* begin RECORDS TO USE *
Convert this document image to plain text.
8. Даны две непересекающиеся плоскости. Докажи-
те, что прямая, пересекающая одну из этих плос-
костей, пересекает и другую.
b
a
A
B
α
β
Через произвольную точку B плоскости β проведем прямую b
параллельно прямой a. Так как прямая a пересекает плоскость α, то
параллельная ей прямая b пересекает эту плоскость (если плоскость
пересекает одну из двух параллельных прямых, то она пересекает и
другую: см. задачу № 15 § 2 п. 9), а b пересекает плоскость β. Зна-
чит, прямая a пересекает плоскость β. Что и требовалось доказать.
* end RECORDS TO USE *
* begin RECORDS TO USE *
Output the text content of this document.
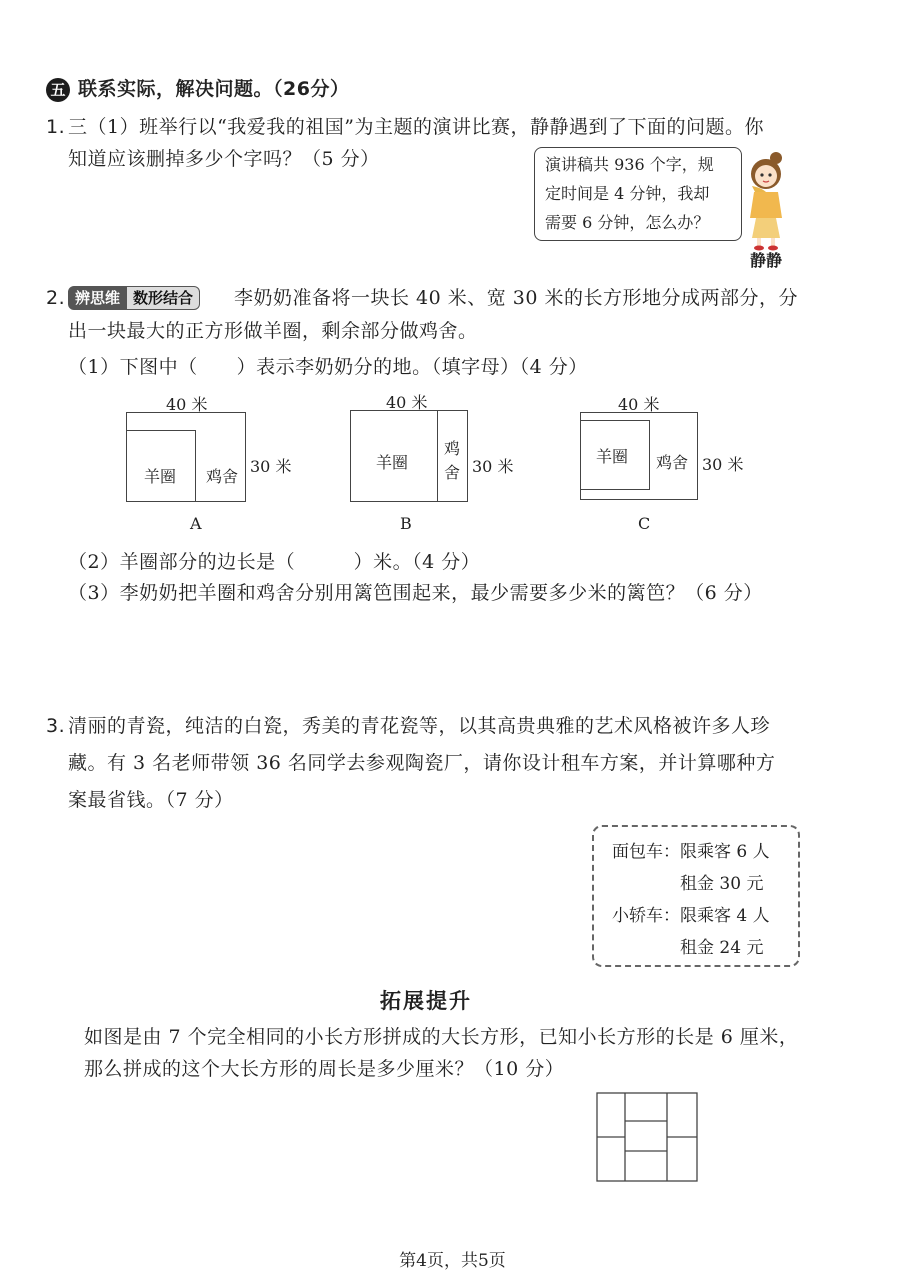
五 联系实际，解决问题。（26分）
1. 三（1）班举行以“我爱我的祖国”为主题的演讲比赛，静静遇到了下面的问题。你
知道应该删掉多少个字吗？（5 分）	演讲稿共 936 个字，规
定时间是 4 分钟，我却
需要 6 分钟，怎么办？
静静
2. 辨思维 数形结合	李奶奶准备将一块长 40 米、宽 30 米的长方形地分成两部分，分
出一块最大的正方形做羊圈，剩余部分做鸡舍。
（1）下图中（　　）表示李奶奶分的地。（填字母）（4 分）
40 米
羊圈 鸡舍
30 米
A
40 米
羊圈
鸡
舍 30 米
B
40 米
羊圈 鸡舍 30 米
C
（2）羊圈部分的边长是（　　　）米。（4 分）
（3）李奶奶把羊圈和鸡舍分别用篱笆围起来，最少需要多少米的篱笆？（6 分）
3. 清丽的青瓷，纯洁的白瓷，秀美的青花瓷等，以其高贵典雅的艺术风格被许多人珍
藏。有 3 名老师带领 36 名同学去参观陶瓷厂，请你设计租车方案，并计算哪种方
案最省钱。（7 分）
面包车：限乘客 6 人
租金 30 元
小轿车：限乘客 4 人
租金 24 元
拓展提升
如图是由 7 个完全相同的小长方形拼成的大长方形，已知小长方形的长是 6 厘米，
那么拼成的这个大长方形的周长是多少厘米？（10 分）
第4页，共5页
* end RECORDS TO USE *
* begin RECORDS TO USE *
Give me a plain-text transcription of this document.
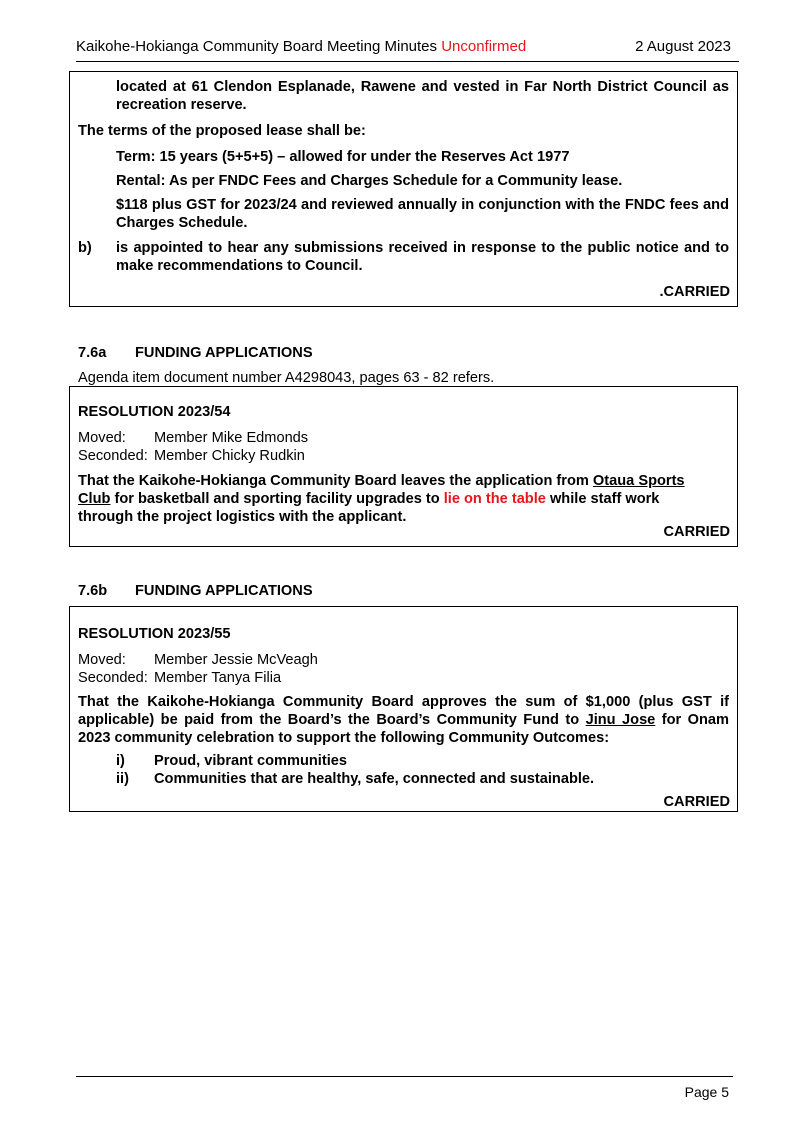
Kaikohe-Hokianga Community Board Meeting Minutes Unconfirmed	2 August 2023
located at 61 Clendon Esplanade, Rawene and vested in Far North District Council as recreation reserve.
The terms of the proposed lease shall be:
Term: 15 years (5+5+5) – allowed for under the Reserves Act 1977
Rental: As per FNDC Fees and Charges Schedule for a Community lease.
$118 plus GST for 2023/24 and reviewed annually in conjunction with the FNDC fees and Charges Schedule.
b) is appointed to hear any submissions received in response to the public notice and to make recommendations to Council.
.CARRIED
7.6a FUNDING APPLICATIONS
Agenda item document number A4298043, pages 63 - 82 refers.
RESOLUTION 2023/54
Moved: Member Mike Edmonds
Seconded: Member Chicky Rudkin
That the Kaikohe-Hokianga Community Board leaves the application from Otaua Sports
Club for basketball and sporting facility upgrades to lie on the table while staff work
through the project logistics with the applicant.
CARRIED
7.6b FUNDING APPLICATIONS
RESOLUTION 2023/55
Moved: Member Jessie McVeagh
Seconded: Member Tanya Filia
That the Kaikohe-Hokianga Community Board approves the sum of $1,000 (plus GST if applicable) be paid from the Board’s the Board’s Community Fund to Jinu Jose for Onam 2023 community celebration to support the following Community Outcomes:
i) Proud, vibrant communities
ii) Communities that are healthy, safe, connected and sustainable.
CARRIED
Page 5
* end RECORDS TO USE *
→ EXERCISE TASK:
Copy every line above that includes the string "RESOLUTION".

→ SOLUTION:
RESOLUTION 2023/54
RESOLUTION 2023/55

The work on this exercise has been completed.